## Do this
Bring together all lines of the material below that contain the string "éclairs".

=== Entries provided ===

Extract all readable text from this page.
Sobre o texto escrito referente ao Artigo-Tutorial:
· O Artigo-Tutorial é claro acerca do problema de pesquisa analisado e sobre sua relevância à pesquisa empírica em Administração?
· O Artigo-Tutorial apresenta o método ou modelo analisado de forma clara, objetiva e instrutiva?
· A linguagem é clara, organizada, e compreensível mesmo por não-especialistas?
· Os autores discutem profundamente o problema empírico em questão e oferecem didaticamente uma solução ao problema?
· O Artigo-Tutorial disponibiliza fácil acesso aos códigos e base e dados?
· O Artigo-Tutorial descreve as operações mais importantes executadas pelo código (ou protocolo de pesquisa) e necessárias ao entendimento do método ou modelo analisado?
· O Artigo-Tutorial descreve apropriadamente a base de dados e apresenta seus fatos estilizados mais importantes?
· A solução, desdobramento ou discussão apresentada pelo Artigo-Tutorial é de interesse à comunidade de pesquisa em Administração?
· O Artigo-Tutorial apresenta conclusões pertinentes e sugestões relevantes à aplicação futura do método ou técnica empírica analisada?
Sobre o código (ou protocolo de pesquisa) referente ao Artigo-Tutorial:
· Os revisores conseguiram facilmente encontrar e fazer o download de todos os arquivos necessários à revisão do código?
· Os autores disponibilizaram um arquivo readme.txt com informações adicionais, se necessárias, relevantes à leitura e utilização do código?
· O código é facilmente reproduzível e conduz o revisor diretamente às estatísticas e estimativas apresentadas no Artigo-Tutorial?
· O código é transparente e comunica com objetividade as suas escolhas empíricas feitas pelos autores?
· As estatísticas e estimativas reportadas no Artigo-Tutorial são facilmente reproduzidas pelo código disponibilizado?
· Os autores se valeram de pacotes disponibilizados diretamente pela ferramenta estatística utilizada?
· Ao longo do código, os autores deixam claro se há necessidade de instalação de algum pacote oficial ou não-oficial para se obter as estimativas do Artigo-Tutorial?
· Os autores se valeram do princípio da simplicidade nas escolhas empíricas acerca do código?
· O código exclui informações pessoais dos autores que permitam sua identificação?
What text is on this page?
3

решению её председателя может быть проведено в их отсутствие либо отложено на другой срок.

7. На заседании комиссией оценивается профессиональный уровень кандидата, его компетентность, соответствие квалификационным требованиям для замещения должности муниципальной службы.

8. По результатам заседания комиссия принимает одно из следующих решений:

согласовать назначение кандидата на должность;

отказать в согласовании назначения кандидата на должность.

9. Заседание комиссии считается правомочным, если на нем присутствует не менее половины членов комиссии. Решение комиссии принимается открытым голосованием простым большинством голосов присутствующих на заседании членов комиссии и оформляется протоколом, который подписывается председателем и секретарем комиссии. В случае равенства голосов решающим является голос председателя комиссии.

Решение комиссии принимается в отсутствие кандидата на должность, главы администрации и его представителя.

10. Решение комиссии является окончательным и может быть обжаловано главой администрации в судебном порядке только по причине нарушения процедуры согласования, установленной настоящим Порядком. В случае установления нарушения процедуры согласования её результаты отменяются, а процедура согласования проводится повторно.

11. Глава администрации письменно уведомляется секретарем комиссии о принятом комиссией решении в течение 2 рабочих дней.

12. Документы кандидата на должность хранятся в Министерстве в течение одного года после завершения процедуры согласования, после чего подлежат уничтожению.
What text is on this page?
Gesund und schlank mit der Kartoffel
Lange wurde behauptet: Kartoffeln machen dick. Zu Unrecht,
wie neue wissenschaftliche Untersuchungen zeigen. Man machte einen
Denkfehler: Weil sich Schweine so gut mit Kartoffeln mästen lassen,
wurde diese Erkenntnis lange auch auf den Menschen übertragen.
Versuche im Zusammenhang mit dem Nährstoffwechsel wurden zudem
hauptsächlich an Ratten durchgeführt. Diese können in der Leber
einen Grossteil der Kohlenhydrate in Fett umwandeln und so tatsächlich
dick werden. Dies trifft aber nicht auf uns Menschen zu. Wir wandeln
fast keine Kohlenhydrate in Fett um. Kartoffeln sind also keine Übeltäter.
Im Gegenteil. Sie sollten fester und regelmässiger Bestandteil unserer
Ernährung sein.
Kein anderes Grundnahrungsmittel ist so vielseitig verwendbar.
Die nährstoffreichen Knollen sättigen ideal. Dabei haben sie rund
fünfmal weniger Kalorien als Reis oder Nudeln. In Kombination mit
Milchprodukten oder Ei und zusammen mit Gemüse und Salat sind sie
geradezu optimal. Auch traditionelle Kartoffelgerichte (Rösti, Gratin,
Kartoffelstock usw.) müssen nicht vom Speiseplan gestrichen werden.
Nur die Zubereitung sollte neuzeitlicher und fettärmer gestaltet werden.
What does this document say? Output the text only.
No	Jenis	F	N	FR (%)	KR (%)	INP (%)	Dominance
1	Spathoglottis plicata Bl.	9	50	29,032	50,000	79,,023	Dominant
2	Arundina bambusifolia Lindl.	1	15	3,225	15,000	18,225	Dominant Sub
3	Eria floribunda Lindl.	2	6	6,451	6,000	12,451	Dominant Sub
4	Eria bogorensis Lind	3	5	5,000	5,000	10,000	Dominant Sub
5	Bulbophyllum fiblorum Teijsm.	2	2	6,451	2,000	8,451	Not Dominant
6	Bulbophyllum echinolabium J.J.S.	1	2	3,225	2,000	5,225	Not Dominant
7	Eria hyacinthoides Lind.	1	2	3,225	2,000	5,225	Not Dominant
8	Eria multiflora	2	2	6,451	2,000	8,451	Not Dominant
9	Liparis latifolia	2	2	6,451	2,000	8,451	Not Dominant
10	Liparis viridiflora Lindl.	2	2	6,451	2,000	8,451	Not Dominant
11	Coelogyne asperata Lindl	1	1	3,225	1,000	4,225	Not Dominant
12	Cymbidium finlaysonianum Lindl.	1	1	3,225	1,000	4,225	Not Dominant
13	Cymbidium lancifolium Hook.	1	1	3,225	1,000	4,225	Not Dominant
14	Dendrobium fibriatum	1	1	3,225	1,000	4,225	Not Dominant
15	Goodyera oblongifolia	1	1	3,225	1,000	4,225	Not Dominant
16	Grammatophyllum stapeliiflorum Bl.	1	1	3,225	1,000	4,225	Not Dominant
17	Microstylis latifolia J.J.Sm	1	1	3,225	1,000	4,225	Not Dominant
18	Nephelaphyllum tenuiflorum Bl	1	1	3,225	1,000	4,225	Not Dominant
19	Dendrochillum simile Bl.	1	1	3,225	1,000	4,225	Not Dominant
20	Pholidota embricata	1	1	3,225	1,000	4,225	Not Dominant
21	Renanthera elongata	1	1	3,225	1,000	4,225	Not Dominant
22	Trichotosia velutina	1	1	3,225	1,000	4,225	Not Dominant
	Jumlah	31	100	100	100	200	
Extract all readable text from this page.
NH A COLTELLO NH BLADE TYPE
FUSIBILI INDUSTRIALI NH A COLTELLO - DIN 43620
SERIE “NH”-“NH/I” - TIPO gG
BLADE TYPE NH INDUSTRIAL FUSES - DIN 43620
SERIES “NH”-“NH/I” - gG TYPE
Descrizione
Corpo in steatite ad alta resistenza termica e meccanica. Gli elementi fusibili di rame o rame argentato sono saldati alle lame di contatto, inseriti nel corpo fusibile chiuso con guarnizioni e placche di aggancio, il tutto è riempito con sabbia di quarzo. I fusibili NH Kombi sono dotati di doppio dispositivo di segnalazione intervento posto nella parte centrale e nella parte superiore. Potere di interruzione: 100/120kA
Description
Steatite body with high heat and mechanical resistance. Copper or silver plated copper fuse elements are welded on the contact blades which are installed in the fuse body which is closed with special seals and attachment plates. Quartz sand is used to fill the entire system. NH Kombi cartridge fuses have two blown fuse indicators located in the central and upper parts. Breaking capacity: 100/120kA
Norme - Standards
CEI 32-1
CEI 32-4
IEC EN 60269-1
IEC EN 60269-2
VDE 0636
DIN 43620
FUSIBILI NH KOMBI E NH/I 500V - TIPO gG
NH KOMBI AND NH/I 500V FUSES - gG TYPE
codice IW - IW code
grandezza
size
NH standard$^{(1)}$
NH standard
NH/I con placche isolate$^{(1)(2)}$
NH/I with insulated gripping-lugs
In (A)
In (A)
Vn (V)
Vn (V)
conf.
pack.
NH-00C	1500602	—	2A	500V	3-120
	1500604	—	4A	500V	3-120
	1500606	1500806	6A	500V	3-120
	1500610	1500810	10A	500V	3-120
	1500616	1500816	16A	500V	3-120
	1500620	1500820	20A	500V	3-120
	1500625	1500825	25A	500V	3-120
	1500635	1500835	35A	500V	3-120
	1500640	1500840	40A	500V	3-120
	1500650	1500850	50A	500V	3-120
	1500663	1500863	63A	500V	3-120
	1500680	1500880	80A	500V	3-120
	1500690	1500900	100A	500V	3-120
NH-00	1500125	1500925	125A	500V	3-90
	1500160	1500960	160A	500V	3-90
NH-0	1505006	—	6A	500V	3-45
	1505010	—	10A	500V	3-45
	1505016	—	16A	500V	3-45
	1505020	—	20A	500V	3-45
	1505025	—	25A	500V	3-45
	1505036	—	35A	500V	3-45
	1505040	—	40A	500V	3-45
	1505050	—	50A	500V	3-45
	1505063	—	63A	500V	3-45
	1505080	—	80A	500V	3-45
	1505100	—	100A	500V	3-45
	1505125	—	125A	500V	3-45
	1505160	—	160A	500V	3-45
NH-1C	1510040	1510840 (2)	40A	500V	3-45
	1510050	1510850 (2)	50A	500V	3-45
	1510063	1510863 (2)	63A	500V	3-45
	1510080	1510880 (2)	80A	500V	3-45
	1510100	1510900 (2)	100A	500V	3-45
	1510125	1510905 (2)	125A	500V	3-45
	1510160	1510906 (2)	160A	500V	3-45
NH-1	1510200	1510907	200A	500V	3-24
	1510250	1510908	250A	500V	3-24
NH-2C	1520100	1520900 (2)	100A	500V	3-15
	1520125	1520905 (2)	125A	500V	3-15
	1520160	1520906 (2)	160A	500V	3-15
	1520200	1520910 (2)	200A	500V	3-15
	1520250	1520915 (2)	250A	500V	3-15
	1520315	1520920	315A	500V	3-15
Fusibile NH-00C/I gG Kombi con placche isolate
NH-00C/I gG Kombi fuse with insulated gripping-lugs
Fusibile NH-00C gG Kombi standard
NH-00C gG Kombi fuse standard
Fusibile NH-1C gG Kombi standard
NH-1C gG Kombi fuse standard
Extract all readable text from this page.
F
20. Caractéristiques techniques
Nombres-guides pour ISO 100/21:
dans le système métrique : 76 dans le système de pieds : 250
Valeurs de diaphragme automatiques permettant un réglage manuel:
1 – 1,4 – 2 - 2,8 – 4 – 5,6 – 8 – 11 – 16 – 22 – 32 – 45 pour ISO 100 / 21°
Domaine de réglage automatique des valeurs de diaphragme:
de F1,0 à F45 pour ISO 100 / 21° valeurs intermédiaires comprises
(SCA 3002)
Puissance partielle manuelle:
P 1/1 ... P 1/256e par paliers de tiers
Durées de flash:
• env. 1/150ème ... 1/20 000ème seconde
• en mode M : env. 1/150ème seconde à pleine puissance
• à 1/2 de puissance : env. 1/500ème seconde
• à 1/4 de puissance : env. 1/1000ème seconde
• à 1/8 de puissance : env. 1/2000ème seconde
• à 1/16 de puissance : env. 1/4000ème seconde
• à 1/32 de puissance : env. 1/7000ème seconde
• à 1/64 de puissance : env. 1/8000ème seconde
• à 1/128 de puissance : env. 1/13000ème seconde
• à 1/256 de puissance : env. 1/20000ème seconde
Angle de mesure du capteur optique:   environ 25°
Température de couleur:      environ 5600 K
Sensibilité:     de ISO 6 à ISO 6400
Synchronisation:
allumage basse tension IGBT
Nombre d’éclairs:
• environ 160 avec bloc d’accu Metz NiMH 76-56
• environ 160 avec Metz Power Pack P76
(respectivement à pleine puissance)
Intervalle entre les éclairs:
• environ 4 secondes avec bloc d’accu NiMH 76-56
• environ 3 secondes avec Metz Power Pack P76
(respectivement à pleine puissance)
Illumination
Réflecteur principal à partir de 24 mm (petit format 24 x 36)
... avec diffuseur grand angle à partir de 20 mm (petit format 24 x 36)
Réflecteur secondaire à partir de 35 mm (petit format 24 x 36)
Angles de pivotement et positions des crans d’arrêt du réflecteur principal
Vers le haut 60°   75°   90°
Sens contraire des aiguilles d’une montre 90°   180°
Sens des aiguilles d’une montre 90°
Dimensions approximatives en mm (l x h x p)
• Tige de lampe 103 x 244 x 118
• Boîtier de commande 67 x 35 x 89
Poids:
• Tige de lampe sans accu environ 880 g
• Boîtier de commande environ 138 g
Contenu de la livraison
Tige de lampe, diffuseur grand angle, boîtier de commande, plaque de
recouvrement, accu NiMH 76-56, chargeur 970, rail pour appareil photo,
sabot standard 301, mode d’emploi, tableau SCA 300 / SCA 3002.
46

===

## Task response
Nombre d’éclairs:
Intervalle entre les éclairs:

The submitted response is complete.